- [Task]:
Omit the images. Copy each entry word for word.

— Start Task material —

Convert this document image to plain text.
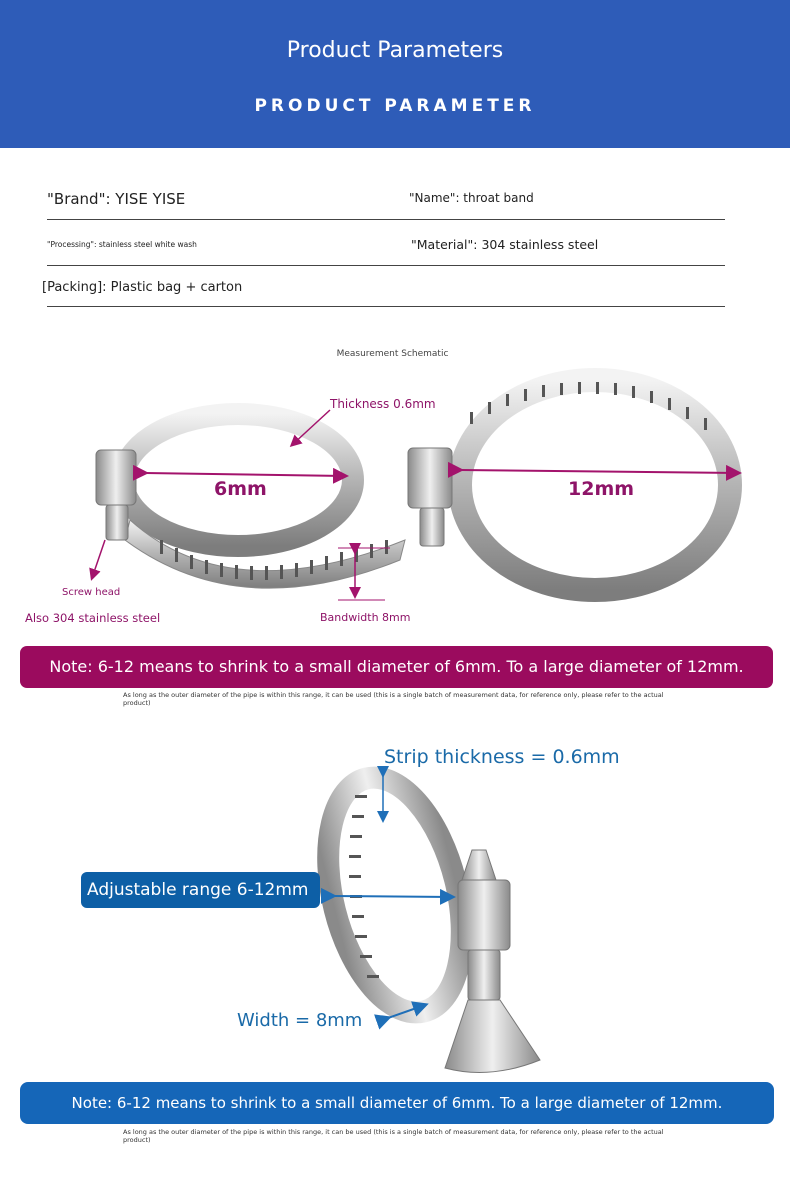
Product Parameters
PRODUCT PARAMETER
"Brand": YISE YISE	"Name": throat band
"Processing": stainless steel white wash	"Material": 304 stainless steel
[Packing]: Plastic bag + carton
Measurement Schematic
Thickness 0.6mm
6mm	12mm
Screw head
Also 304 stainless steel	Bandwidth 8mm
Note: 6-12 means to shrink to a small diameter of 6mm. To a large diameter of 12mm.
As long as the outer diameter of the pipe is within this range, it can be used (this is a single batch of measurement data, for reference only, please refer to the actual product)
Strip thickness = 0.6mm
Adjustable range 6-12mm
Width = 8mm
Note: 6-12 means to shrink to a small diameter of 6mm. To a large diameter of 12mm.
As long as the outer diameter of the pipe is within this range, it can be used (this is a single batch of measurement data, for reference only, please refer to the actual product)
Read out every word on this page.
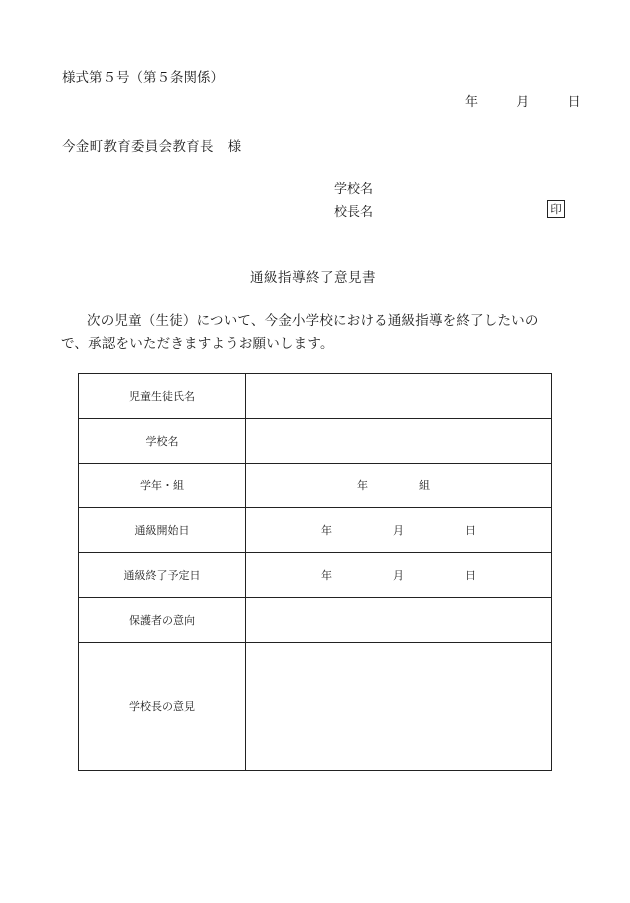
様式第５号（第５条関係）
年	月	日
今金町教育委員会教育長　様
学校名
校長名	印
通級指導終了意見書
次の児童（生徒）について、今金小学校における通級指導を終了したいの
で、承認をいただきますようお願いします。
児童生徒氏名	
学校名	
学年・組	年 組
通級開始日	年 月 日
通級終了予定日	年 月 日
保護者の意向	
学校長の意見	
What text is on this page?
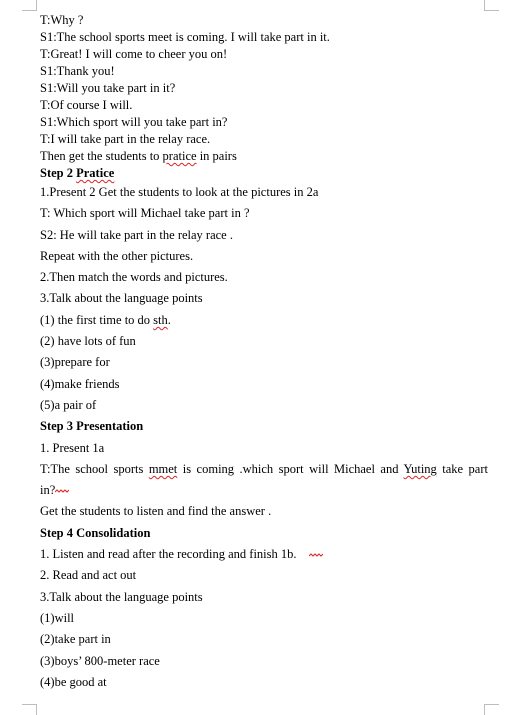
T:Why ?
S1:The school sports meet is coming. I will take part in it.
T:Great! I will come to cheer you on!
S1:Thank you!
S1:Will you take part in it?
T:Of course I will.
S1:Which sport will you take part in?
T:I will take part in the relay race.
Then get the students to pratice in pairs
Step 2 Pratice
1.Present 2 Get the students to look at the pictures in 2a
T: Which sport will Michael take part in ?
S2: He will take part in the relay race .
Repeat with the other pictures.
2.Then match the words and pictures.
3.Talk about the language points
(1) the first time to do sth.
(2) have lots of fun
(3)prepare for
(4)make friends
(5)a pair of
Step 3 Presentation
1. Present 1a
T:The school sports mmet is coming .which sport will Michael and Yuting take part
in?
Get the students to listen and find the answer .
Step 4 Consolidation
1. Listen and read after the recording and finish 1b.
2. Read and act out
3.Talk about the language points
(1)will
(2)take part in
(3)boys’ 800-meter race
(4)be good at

— End Task material —

- [Problem solution]:
Convert this document image to plain text.
Product Parameters
PRODUCT PARAMETER
"Brand": YISE YISE	"Name": throat band
"Processing": stainless steel white wash	"Material": 304 stainless steel
[Packing]: Plastic bag + carton
Measurement Schematic
Thickness 0.6mm
6mm	12mm
Screw head
Also 304 stainless steel	Bandwidth 8mm
Note: 6-12 means to shrink to a small diameter of 6mm. To a large diameter of 12mm.
As long as the outer diameter of the pipe is within this range, it can be used (this is a single batch of measurement data, for reference only, please refer to the actual product)
Strip thickness = 0.6mm
Adjustable range 6-12mm
Width = 8mm
Note: 6-12 means to shrink to a small diameter of 6mm. To a large diameter of 12mm.
As long as the outer diameter of the pipe is within this range, it can be used (this is a single batch of measurement data, for reference only, please refer to the actual product)
Read out every word on this page.
様式第５号（第５条関係）
年	月	日
今金町教育委員会教育長　様
学校名
校長名	印
通級指導終了意見書
次の児童（生徒）について、今金小学校における通級指導を終了したいの
で、承認をいただきますようお願いします。
児童生徒氏名	
学校名	
学年・組	年 組
通級開始日	年 月 日
通級終了予定日	年 月 日
保護者の意向	
学校長の意見	
What text is on this page?
T:Why ?
S1:The school sports meet is coming. I will take part in it.
T:Great! I will come to cheer you on!
S1:Thank you!
S1:Will you take part in it?
T:Of course I will.
S1:Which sport will you take part in?
T:I will take part in the relay race.
Then get the students to pratice in pairs
Step 2 Pratice
1.Present 2 Get the students to look at the pictures in 2a
T: Which sport will Michael take part in ?
S2: He will take part in the relay race .
Repeat with the other pictures.
2.Then match the words and pictures.
3.Talk about the language points
(1) the first time to do sth.
(2) have lots of fun
(3)prepare for
(4)make friends
(5)a pair of
Step 3 Presentation
1. Present 1a
T:The school sports mmet is coming .which sport will Michael and Yuting take part
in?
Get the students to listen and find the answer .
Step 4 Consolidation
1. Listen and read after the recording and finish 1b.
2. Read and act out
3.Talk about the language points
(1)will
(2)take part in
(3)boys’ 800-meter race
(4)be good at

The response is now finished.